Do this =
Pick out each line containing the string "Mississippi".

Extracted records =
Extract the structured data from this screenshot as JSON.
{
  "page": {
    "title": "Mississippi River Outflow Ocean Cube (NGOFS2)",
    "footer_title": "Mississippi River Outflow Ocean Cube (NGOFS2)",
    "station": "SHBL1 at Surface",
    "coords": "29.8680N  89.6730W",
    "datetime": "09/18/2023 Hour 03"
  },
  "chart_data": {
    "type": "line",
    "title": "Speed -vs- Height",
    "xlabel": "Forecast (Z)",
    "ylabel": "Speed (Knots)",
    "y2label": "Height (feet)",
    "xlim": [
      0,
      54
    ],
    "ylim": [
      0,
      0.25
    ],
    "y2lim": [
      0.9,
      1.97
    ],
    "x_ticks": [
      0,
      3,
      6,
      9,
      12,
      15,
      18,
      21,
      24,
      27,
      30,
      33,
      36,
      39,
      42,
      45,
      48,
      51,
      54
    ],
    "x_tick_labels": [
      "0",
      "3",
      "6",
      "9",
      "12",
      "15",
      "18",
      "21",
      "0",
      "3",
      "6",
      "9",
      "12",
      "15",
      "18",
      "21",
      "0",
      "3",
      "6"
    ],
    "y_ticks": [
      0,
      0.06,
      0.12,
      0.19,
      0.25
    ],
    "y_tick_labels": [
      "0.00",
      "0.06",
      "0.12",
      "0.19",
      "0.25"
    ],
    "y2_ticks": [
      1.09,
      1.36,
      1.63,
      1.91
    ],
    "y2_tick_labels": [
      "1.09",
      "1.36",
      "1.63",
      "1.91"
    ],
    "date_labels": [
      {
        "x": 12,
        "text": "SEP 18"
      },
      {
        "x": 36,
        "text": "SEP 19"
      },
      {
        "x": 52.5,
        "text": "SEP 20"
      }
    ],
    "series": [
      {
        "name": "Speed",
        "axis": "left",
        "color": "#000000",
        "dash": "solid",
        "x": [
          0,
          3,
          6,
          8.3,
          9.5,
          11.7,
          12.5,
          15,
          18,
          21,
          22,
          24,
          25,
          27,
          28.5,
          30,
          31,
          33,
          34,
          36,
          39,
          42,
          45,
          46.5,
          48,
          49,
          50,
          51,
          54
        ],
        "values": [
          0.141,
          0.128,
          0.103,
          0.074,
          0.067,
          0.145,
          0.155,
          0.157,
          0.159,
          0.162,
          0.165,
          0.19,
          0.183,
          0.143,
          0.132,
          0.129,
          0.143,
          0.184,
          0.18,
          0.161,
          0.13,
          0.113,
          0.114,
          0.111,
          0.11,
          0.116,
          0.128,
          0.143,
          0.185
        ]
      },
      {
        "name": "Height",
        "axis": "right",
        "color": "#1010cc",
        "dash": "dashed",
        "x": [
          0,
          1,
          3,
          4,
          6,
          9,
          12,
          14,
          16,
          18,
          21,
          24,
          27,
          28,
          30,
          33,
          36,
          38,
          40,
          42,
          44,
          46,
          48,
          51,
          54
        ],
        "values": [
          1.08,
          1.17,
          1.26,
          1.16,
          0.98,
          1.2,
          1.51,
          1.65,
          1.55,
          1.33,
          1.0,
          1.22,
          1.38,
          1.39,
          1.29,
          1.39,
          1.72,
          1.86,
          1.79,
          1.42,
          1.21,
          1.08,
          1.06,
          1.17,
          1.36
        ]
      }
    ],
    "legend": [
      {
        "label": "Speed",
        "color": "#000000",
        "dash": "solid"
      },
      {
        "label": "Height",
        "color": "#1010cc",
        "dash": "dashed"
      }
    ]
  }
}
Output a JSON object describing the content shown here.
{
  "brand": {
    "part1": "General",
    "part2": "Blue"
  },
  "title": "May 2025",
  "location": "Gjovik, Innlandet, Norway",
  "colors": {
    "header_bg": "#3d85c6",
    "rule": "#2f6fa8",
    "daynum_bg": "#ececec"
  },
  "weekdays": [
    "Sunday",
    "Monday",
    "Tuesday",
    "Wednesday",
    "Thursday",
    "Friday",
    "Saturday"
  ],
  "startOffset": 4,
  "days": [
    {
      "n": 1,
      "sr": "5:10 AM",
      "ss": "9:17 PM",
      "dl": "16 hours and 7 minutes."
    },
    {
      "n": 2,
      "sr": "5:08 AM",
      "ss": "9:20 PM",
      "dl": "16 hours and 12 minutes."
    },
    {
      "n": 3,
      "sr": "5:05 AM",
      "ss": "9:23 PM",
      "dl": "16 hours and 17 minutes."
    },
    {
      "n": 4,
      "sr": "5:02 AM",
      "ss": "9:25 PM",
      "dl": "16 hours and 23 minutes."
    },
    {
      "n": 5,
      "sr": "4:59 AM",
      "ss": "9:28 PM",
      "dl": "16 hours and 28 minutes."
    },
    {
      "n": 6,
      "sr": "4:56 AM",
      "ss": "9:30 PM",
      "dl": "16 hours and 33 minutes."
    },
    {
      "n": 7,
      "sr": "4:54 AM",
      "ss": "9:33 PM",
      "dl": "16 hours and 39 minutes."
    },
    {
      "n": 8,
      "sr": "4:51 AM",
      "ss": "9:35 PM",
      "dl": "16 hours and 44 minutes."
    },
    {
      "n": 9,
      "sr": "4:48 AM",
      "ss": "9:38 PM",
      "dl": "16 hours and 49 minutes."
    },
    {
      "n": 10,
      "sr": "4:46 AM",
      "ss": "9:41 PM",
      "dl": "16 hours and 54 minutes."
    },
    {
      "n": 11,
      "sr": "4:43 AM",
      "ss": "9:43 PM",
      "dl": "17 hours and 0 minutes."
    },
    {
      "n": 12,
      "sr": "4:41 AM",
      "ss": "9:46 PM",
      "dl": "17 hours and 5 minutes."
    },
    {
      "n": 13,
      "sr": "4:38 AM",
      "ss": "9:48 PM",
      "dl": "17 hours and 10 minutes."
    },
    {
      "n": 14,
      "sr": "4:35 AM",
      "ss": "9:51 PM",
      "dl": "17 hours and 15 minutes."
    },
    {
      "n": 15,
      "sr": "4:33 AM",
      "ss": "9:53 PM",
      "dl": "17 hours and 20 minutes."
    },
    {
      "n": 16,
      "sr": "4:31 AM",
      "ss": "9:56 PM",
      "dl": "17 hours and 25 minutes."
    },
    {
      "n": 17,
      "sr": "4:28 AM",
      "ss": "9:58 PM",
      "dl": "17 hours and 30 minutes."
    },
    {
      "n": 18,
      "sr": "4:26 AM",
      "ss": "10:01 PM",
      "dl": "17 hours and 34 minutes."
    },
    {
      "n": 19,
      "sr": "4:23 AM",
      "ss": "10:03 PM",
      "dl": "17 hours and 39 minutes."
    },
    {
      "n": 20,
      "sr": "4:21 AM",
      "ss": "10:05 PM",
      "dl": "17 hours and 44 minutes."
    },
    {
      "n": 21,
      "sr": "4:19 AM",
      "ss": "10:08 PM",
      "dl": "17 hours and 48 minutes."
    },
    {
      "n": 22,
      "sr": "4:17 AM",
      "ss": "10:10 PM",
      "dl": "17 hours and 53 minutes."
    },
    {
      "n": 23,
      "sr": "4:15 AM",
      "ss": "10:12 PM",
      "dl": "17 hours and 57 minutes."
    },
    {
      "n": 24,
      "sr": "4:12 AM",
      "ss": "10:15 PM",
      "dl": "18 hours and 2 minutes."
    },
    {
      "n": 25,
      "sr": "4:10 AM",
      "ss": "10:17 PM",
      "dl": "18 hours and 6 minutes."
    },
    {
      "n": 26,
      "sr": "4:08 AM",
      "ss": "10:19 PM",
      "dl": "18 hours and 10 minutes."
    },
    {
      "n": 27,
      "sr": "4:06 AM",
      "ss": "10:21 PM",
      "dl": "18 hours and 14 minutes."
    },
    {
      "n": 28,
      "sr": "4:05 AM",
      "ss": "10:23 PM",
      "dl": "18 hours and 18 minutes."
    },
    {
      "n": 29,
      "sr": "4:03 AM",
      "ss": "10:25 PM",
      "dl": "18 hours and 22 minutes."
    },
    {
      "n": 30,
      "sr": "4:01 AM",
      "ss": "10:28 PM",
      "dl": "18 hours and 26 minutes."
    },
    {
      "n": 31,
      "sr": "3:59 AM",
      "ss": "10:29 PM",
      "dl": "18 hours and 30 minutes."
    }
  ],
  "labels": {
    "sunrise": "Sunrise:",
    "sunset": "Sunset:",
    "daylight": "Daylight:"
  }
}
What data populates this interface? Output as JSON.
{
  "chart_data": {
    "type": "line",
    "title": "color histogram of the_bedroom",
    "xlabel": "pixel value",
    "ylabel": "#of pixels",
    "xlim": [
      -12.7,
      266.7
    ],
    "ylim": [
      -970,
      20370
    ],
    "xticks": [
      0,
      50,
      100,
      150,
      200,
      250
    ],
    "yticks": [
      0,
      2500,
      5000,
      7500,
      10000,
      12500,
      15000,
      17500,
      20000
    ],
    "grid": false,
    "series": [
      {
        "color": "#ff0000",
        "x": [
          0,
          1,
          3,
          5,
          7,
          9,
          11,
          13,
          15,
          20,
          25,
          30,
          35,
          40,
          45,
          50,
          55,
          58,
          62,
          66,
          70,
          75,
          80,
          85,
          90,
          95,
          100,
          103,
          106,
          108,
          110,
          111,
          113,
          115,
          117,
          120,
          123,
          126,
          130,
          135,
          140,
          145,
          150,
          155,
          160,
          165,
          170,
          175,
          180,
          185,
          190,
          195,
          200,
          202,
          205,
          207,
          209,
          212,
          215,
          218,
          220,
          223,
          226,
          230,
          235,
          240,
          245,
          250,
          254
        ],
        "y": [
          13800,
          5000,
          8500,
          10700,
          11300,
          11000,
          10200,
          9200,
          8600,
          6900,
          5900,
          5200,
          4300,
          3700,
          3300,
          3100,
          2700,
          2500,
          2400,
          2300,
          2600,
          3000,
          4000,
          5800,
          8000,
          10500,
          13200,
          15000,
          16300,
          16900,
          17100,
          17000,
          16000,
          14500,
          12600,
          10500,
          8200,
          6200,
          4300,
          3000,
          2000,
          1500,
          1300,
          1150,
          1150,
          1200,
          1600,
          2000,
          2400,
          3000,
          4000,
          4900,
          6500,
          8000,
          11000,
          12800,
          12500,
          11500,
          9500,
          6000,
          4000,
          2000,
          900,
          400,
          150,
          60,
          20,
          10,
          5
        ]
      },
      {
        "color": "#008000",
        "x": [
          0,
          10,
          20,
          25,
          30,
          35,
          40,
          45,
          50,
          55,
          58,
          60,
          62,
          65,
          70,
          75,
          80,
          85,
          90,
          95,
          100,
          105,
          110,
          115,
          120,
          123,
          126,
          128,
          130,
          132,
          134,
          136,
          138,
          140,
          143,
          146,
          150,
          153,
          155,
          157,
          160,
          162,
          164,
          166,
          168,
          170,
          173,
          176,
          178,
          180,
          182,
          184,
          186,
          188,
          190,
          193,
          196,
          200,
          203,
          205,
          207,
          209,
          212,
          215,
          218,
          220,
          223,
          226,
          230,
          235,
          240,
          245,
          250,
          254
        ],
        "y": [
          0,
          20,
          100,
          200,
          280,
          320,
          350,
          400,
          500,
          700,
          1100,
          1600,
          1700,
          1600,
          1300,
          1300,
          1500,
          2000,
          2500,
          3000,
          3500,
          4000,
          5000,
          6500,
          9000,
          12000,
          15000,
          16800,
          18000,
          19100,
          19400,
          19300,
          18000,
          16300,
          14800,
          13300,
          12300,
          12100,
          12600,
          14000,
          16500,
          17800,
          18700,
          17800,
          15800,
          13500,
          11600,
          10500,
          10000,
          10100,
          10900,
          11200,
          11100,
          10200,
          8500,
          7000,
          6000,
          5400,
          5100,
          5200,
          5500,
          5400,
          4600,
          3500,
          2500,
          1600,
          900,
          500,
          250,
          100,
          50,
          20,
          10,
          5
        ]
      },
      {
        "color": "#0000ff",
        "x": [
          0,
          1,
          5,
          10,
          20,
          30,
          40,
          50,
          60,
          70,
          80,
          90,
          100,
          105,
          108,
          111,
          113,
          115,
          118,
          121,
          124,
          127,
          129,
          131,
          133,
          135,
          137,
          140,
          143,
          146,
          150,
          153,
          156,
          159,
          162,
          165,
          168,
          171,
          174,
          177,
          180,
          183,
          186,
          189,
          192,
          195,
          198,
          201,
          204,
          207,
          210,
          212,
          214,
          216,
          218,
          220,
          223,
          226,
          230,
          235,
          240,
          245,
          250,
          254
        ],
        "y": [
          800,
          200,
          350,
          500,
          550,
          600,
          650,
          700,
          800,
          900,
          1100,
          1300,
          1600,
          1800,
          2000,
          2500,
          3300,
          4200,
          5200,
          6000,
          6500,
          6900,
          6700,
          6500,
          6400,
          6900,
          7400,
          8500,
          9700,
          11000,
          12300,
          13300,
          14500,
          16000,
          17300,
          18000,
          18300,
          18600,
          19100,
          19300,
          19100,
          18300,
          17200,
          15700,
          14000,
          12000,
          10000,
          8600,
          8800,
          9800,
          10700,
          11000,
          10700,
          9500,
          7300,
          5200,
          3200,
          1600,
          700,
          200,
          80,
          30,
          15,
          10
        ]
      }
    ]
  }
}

Correct result =
    "title": "Mississippi River Outflow Ocean Cube (NGOFS2)",
    "footer_title": "Mississippi River Outflow Ocean Cube (NGOFS2)",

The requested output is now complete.